▶ _PROBLEM REQUIREMENTS_: Go through the entries below and write each one out exactly.

--------------------

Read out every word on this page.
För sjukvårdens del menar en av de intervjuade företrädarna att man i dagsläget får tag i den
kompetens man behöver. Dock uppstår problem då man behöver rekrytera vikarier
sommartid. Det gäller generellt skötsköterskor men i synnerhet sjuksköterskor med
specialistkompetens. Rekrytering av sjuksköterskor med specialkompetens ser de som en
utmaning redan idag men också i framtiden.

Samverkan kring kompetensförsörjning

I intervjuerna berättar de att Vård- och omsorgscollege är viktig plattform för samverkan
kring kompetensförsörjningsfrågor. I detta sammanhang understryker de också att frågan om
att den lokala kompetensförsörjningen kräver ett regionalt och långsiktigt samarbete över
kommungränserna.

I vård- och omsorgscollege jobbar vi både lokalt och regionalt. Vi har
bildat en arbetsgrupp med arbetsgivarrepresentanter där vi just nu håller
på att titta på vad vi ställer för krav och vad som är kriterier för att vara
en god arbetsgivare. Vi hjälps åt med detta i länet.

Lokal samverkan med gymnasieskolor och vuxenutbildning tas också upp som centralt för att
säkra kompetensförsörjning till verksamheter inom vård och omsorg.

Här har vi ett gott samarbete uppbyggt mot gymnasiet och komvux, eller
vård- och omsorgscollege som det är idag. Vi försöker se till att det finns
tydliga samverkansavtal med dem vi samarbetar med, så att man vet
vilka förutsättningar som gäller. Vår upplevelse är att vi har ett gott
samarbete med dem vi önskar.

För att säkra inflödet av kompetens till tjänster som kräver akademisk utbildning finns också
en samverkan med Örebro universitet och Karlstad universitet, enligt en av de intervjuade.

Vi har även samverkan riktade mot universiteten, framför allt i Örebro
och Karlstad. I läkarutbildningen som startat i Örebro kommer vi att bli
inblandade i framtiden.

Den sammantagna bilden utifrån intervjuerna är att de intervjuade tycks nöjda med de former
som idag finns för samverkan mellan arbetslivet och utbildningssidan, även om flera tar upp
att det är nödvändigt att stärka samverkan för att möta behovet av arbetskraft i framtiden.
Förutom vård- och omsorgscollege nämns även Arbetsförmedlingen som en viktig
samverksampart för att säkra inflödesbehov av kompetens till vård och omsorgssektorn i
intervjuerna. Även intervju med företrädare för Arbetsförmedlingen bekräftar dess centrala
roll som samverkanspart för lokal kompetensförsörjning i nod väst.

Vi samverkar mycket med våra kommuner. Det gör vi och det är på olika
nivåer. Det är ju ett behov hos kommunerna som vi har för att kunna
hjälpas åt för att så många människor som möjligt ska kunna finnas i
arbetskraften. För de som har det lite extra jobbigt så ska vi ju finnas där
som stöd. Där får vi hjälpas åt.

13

--------------------

▶ _SOLUTION_:
Read out every word on this page.
För sjukvårdens del menar en av de intervjuade företrädarna att man i dagsläget får tag i den
kompetens man behöver. Dock uppstår problem då man behöver rekrytera vikarier
sommartid. Det gäller generellt skötsköterskor men i synnerhet sjuksköterskor med
specialistkompetens. Rekrytering av sjuksköterskor med specialkompetens ser de som en
utmaning redan idag men också i framtiden.

Samverkan kring kompetensförsörjning

I intervjuerna berättar de att Vård- och omsorgscollege är viktig plattform för samverkan
kring kompetensförsörjningsfrågor. I detta sammanhang understryker de också att frågan om
att den lokala kompetensförsörjningen kräver ett regionalt och långsiktigt samarbete över
kommungränserna.

I vård- och omsorgscollege jobbar vi både lokalt och regionalt. Vi har
bildat en arbetsgrupp med arbetsgivarrepresentanter där vi just nu håller
på att titta på vad vi ställer för krav och vad som är kriterier för att vara
en god arbetsgivare. Vi hjälps åt med detta i länet.

Lokal samverkan med gymnasieskolor och vuxenutbildning tas också upp som centralt för att
säkra kompetensförsörjning till verksamheter inom vård och omsorg.

Här har vi ett gott samarbete uppbyggt mot gymnasiet och komvux, eller
vård- och omsorgscollege som det är idag. Vi försöker se till att det finns
tydliga samverkansavtal med dem vi samarbetar med, så att man vet
vilka förutsättningar som gäller. Vår upplevelse är att vi har ett gott
samarbete med dem vi önskar.

För att säkra inflödet av kompetens till tjänster som kräver akademisk utbildning finns också
en samverkan med Örebro universitet och Karlstad universitet, enligt en av de intervjuade.

Vi har även samverkan riktade mot universiteten, framför allt i Örebro
och Karlstad. I läkarutbildningen som startat i Örebro kommer vi att bli
inblandade i framtiden.

Den sammantagna bilden utifrån intervjuerna är att de intervjuade tycks nöjda med de former
som idag finns för samverkan mellan arbetslivet och utbildningssidan, även om flera tar upp
att det är nödvändigt att stärka samverkan för att möta behovet av arbetskraft i framtiden.
Förutom vård- och omsorgscollege nämns även Arbetsförmedlingen som en viktig
samverksampart för att säkra inflödesbehov av kompetens till vård och omsorgssektorn i
intervjuerna. Även intervju med företrädare för Arbetsförmedlingen bekräftar dess centrala
roll som samverkanspart för lokal kompetensförsörjning i nod väst.

Vi samverkar mycket med våra kommuner. Det gör vi och det är på olika
nivåer. Det är ju ett behov hos kommunerna som vi har för att kunna
hjälpas åt för att så många människor som möjligt ska kunna finnas i
arbetskraften. För de som har det lite extra jobbigt så ska vi ju finnas där
som stöd. Där får vi hjälpas åt.

13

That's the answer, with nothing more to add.